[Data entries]
━━━━━━━━━━━━━━━━━━━━

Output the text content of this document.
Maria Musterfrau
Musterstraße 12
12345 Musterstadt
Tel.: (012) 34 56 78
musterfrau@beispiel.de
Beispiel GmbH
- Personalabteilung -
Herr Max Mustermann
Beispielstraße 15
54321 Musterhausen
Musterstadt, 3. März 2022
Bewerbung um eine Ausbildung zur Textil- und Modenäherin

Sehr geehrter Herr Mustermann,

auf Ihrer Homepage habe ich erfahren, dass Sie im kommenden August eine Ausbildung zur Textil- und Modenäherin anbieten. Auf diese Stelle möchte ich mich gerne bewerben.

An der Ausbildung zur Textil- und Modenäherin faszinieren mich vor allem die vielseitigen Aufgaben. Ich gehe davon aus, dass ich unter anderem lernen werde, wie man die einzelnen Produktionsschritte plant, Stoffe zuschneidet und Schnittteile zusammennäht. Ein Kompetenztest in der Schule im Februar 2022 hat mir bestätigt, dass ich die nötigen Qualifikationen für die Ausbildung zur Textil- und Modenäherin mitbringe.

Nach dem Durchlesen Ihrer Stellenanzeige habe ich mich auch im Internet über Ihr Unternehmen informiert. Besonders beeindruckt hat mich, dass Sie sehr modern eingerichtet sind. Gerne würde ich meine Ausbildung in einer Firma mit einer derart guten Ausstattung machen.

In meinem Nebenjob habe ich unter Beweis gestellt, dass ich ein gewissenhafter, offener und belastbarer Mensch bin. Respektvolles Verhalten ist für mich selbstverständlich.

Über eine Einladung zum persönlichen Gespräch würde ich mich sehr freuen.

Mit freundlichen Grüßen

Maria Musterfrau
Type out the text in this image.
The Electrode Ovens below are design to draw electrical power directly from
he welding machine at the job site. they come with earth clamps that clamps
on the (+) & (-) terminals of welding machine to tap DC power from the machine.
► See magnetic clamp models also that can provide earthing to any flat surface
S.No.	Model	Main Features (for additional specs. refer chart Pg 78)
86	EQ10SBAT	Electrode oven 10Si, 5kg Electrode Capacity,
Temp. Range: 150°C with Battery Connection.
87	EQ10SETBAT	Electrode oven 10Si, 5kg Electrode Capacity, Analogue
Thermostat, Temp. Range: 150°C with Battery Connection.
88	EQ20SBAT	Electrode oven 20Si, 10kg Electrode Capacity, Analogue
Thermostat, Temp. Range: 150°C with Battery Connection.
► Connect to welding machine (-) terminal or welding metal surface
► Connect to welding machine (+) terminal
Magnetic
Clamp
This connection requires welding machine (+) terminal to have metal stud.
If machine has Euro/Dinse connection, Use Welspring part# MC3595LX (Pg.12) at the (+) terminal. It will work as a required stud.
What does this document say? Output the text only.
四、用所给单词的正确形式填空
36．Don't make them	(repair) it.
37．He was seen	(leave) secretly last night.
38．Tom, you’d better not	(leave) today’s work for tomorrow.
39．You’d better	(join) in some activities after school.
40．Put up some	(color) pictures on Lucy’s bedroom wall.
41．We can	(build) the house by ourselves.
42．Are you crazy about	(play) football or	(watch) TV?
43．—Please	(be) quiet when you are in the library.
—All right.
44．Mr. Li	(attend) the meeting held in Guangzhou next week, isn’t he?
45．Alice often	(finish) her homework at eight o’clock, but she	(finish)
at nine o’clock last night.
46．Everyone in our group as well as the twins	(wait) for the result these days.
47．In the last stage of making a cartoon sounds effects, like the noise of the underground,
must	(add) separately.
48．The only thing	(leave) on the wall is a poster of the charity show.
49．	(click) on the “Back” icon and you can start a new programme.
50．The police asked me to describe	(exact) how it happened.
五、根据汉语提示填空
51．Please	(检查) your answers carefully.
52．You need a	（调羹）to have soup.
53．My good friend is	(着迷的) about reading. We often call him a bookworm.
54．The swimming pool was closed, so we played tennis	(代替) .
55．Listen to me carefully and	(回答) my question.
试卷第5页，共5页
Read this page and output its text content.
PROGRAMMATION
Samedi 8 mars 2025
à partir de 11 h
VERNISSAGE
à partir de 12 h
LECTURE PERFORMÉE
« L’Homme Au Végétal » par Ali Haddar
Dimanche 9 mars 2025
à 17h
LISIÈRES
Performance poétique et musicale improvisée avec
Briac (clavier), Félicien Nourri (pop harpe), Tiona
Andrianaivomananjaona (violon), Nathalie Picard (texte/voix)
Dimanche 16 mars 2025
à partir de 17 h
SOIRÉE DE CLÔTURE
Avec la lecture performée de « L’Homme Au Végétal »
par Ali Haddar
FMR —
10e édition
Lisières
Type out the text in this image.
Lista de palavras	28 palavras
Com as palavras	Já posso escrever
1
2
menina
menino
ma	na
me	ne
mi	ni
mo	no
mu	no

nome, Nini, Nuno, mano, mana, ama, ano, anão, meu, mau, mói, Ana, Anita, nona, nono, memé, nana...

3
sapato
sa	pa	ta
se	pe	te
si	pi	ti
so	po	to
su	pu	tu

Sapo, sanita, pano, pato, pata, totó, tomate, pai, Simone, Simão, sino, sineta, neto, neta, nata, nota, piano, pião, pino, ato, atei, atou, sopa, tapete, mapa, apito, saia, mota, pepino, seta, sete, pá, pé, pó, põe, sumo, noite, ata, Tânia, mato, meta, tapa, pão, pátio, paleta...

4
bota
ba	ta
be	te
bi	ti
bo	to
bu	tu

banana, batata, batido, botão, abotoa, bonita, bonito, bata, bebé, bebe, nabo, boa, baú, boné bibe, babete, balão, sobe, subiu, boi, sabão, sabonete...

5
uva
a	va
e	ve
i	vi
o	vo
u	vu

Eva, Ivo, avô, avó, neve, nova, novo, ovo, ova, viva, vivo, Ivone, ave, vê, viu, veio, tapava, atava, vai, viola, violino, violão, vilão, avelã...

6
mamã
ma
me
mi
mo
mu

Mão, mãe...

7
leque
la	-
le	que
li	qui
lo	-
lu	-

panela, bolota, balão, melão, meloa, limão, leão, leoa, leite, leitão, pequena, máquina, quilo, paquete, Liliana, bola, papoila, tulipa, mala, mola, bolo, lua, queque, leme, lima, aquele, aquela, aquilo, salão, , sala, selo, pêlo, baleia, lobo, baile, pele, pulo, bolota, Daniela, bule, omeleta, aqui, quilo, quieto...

━━━━━━━━━━━━━━━━━━━━

Extract the full listing above without altering anything.

» Worked answer
Output the text content of this document.
Maria Musterfrau
Musterstraße 12
12345 Musterstadt
Tel.: (012) 34 56 78
musterfrau@beispiel.de
Beispiel GmbH
- Personalabteilung -
Herr Max Mustermann
Beispielstraße 15
54321 Musterhausen
Musterstadt, 3. März 2022
Bewerbung um eine Ausbildung zur Textil- und Modenäherin

Sehr geehrter Herr Mustermann,

auf Ihrer Homepage habe ich erfahren, dass Sie im kommenden August eine Ausbildung zur Textil- und Modenäherin anbieten. Auf diese Stelle möchte ich mich gerne bewerben.

An der Ausbildung zur Textil- und Modenäherin faszinieren mich vor allem die vielseitigen Aufgaben. Ich gehe davon aus, dass ich unter anderem lernen werde, wie man die einzelnen Produktionsschritte plant, Stoffe zuschneidet und Schnittteile zusammennäht. Ein Kompetenztest in der Schule im Februar 2022 hat mir bestätigt, dass ich die nötigen Qualifikationen für die Ausbildung zur Textil- und Modenäherin mitbringe.

Nach dem Durchlesen Ihrer Stellenanzeige habe ich mich auch im Internet über Ihr Unternehmen informiert. Besonders beeindruckt hat mich, dass Sie sehr modern eingerichtet sind. Gerne würde ich meine Ausbildung in einer Firma mit einer derart guten Ausstattung machen.

In meinem Nebenjob habe ich unter Beweis gestellt, dass ich ein gewissenhafter, offener und belastbarer Mensch bin. Respektvolles Verhalten ist für mich selbstverständlich.

Über eine Einladung zum persönlichen Gespräch würde ich mich sehr freuen.

Mit freundlichen Grüßen

Maria Musterfrau
Type out the text in this image.
The Electrode Ovens below are design to draw electrical power directly from
he welding machine at the job site. they come with earth clamps that clamps
on the (+) & (-) terminals of welding machine to tap DC power from the machine.
► See magnetic clamp models also that can provide earthing to any flat surface
S.No.	Model	Main Features (for additional specs. refer chart Pg 78)
86	EQ10SBAT	Electrode oven 10Si, 5kg Electrode Capacity,
Temp. Range: 150°C with Battery Connection.
87	EQ10SETBAT	Electrode oven 10Si, 5kg Electrode Capacity, Analogue
Thermostat, Temp. Range: 150°C with Battery Connection.
88	EQ20SBAT	Electrode oven 20Si, 10kg Electrode Capacity, Analogue
Thermostat, Temp. Range: 150°C with Battery Connection.
► Connect to welding machine (-) terminal or welding metal surface
► Connect to welding machine (+) terminal
Magnetic
Clamp
This connection requires welding machine (+) terminal to have metal stud.
If machine has Euro/Dinse connection, Use Welspring part# MC3595LX (Pg.12) at the (+) terminal. It will work as a required stud.
What does this document say? Output the text only.
四、用所给单词的正确形式填空
36．Don't make them	(repair) it.
37．He was seen	(leave) secretly last night.
38．Tom, you’d better not	(leave) today’s work for tomorrow.
39．You’d better	(join) in some activities after school.
40．Put up some	(color) pictures on Lucy’s bedroom wall.
41．We can	(build) the house by ourselves.
42．Are you crazy about	(play) football or	(watch) TV?
43．—Please	(be) quiet when you are in the library.
—All right.
44．Mr. Li	(attend) the meeting held in Guangzhou next week, isn’t he?
45．Alice often	(finish) her homework at eight o’clock, but she	(finish)
at nine o’clock last night.
46．Everyone in our group as well as the twins	(wait) for the result these days.
47．In the last stage of making a cartoon sounds effects, like the noise of the underground,
must	(add) separately.
48．The only thing	(leave) on the wall is a poster of the charity show.
49．	(click) on the “Back” icon and you can start a new programme.
50．The police asked me to describe	(exact) how it happened.
五、根据汉语提示填空
51．Please	(检查) your answers carefully.
52．You need a	（调羹）to have soup.
53．My good friend is	(着迷的) about reading. We often call him a bookworm.
54．The swimming pool was closed, so we played tennis	(代替) .
55．Listen to me carefully and	(回答) my question.
试卷第5页，共5页
Read this page and output its text content.
PROGRAMMATION
Samedi 8 mars 2025
à partir de 11 h
VERNISSAGE
à partir de 12 h
LECTURE PERFORMÉE
« L’Homme Au Végétal » par Ali Haddar
Dimanche 9 mars 2025
à 17h
LISIÈRES
Performance poétique et musicale improvisée avec
Briac (clavier), Félicien Nourri (pop harpe), Tiona
Andrianaivomananjaona (violon), Nathalie Picard (texte/voix)
Dimanche 16 mars 2025
à partir de 17 h
SOIRÉE DE CLÔTURE
Avec la lecture performée de « L’Homme Au Végétal »
par Ali Haddar
FMR —
10e édition
Lisières
Type out the text in this image.
Lista de palavras	28 palavras
Com as palavras	Já posso escrever
1
2
menina
menino
ma	na
me	ne
mi	ni
mo	no
mu	no

nome, Nini, Nuno, mano, mana, ama, ano, anão, meu, mau, mói, Ana, Anita, nona, nono, memé, nana...

3
sapato
sa	pa	ta
se	pe	te
si	pi	ti
so	po	to
su	pu	tu

Sapo, sanita, pano, pato, pata, totó, tomate, pai, Simone, Simão, sino, sineta, neto, neta, nata, nota, piano, pião, pino, ato, atei, atou, sopa, tapete, mapa, apito, saia, mota, pepino, seta, sete, pá, pé, pó, põe, sumo, noite, ata, Tânia, mato, meta, tapa, pão, pátio, paleta...

4
bota
ba	ta
be	te
bi	ti
bo	to
bu	tu

banana, batata, batido, botão, abotoa, bonita, bonito, bata, bebé, bebe, nabo, boa, baú, boné bibe, babete, balão, sobe, subiu, boi, sabão, sabonete...

5
uva
a	va
e	ve
i	vi
o	vo
u	vu

Eva, Ivo, avô, avó, neve, nova, novo, ovo, ova, viva, vivo, Ivone, ave, vê, viu, veio, tapava, atava, vai, viola, violino, violão, vilão, avelã...

6
mamã
ma
me
mi
mo
mu

Mão, mãe...

7
leque
la	-
le	que
li	qui
lo	-
lu	-

panela, bolota, balão, melão, meloa, limão, leão, leoa, leite, leitão, pequena, máquina, quilo, paquete, Liliana, bola, papoila, tulipa, mala, mola, bolo, lua, queque, leme, lima, aquele, aquela, aquilo, salão, , sala, selo, pêlo, baleia, lobo, baile, pele, pulo, bolota, Daniela, bule, omeleta, aqui, quilo, quieto...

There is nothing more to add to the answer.